KUTIPAN SUMBER:
┄┄┄┄┄┄┄┄┄┄┄┄┄┄┄┄┄┄┄┄

Rabu, 25 April 2018

cooveratif learning oleh Ahmad Noor Fatirul, Drs. ST. M.Pd.


COOPERATIVE LEARNING
Oleh Ahmad Noor Fatirul, Drs. ST. M.Pd.

A.  Pendahuluan
Sebagai sebuah model pengajaran, pembelajaran kooperatif mendukung pendekatan umum ini: Setelah menerima pengajaran dari fasilitator, kelaskelas diatur ke dalam kelompok-kelompok kecil dan memberikan petunjuk yang jelas berkenaan dengan harapan-harapan tentang hasil-hasil dan saransaran mengenai proses-proses kelompok. Kelompok-kelompok kecil ini kemudian bekerja melalui tugas hingga semua kelompok berhasil memahami dan menyelesaikan tugas tersebut (Johnson & Johnson, 1989).
Sekolah adalah salah satu arena persaingan. Mulai dari awal masa pendidikan formal, seorang anak belajar dalam suasana kompetisi dan harus berjuang keras memenangkan kompetisi untuk bisa naik kelas atau lulus. Sebenarnya, kompetisi bukanlah satu-satunya model pembelajaran yang bisa dan harus dipakai. Ada tiga pilihan model, yaitu kompetisi, individual, dan cooperative learning.

┄┄┄┄┄┄┄┄┄┄┄┄┄┄┄┄┄┄┄┄

BAGIAN DATA:
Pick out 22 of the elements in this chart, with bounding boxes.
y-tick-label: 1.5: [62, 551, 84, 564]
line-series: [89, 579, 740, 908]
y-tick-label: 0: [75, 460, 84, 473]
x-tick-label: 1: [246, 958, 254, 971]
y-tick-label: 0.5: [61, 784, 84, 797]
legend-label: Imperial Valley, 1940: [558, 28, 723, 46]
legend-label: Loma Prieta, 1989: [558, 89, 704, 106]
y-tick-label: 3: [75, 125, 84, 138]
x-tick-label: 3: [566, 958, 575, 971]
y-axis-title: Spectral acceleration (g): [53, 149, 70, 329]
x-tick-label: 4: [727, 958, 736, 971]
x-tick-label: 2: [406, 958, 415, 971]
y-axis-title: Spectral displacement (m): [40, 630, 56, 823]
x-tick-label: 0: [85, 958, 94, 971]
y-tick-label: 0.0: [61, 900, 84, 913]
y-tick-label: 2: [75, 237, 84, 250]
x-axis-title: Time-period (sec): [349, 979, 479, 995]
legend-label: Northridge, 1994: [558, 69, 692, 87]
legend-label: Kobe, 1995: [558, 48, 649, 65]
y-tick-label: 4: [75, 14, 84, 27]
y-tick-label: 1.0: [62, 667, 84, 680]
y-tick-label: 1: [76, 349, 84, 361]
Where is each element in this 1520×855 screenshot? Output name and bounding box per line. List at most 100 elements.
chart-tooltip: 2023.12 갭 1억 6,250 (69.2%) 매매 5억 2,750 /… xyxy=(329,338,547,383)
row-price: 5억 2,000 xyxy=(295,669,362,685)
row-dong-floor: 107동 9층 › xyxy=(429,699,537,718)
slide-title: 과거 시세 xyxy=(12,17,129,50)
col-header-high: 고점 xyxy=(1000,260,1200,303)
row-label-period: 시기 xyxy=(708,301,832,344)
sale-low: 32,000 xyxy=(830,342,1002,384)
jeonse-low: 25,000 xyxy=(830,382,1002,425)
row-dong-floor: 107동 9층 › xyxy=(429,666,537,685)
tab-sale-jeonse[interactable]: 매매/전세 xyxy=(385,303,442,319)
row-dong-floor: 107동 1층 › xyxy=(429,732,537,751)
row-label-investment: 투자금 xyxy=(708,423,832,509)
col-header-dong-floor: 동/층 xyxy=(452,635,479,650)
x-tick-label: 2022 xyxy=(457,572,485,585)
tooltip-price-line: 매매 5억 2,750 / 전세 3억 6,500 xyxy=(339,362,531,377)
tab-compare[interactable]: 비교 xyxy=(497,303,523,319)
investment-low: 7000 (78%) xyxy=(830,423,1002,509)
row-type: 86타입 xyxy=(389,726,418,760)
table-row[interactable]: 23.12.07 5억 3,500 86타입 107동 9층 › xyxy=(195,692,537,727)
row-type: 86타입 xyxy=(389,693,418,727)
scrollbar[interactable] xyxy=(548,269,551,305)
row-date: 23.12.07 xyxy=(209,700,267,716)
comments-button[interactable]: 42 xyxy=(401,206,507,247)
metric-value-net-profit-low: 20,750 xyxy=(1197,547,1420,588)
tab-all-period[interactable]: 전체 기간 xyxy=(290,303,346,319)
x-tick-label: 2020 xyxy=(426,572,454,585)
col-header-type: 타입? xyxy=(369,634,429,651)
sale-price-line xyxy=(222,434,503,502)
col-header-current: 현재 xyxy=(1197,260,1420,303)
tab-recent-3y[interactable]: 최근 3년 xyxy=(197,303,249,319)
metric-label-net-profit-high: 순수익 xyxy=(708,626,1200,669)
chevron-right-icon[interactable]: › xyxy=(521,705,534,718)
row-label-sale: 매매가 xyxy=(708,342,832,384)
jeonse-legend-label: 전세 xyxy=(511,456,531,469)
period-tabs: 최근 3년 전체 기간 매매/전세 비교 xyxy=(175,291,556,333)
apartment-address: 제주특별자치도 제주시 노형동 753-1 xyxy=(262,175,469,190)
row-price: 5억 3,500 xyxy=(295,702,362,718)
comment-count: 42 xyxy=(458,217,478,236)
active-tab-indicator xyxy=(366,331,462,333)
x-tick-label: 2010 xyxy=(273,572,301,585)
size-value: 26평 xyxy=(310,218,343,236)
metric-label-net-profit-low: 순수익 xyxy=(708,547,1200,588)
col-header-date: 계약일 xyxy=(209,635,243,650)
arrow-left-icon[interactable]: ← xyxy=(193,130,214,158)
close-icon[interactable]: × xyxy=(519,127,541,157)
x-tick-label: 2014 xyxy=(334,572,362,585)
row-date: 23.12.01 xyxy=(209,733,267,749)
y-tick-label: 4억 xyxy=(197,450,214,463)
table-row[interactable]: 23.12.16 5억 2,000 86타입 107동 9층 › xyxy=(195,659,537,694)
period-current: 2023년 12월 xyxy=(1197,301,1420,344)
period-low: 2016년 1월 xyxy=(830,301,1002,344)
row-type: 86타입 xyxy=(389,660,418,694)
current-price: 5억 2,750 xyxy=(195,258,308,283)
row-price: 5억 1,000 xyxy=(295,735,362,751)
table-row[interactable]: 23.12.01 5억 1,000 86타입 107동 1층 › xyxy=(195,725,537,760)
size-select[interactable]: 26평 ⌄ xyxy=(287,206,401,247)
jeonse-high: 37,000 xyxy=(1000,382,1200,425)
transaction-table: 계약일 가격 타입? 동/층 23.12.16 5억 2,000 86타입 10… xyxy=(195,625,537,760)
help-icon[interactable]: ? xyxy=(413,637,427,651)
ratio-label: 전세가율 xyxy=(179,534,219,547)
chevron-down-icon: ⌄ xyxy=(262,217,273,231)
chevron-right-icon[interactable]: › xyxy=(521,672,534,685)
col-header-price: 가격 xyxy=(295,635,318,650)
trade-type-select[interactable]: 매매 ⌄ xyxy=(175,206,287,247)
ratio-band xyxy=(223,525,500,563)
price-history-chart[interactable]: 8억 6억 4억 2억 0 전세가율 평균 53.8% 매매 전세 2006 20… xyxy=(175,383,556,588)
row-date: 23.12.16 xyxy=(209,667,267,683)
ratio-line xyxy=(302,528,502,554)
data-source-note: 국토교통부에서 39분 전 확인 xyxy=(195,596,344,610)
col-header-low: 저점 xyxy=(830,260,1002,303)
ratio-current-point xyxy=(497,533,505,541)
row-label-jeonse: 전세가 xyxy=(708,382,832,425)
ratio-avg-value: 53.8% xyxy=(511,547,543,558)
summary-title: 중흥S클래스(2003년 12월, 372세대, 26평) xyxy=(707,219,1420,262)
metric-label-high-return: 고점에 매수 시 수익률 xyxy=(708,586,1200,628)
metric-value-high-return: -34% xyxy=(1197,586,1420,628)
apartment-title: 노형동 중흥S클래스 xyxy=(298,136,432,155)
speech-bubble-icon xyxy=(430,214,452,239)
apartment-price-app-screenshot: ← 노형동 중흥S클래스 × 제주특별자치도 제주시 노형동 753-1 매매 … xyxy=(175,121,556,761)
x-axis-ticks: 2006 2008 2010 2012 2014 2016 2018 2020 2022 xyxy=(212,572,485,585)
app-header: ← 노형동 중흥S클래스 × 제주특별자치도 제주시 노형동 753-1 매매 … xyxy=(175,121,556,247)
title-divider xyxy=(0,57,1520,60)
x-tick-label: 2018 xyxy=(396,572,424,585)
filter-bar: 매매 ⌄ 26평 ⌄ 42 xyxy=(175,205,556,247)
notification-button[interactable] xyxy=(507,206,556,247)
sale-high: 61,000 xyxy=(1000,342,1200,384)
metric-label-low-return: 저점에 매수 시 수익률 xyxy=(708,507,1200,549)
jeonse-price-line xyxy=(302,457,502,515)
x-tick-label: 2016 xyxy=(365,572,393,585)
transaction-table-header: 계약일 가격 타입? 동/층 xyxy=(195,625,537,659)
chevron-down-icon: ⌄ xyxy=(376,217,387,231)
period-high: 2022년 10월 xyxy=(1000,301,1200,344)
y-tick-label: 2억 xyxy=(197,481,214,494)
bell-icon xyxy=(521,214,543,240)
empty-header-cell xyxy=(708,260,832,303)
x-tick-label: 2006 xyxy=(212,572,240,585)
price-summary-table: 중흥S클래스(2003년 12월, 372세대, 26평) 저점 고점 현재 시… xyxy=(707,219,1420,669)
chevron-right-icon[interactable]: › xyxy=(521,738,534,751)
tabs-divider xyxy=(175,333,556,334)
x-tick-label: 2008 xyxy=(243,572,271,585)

┄┄┄┄┄┄┄┄┄┄┄┄┄┄┄┄┄┄┄┄

PETUNJUK TUGAS: Ketik ulang seluruh teks tentang pembelajaran kooperatif tanpa mengubah satu huruf pun.

HASIL LATIHAN:
Rabu, 25 April 2018

cooveratif learning oleh Ahmad Noor Fatirul, Drs. ST. M.Pd.


COOPERATIVE LEARNING
Oleh Ahmad Noor Fatirul, Drs. ST. M.Pd.

A.  Pendahuluan
Sebagai sebuah model pengajaran, pembelajaran kooperatif mendukung pendekatan umum ini: Setelah menerima pengajaran dari fasilitator, kelaskelas diatur ke dalam kelompok-kelompok kecil dan memberikan petunjuk yang jelas berkenaan dengan harapan-harapan tentang hasil-hasil dan saransaran mengenai proses-proses kelompok. Kelompok-kelompok kecil ini kemudian bekerja melalui tugas hingga semua kelompok berhasil memahami dan menyelesaikan tugas tersebut (Johnson & Johnson, 1989).
Sekolah adalah salah satu arena persaingan. Mulai dari awal masa pendidikan formal, seorang anak belajar dalam suasana kompetisi dan harus berjuang keras memenangkan kompetisi untuk bisa naik kelas atau lulus. Sebenarnya, kompetisi bukanlah satu-satunya model pembelajaran yang bisa dan harus dipakai. Ada tiga pilihan model, yaitu kompetisi, individual, dan cooperative learning.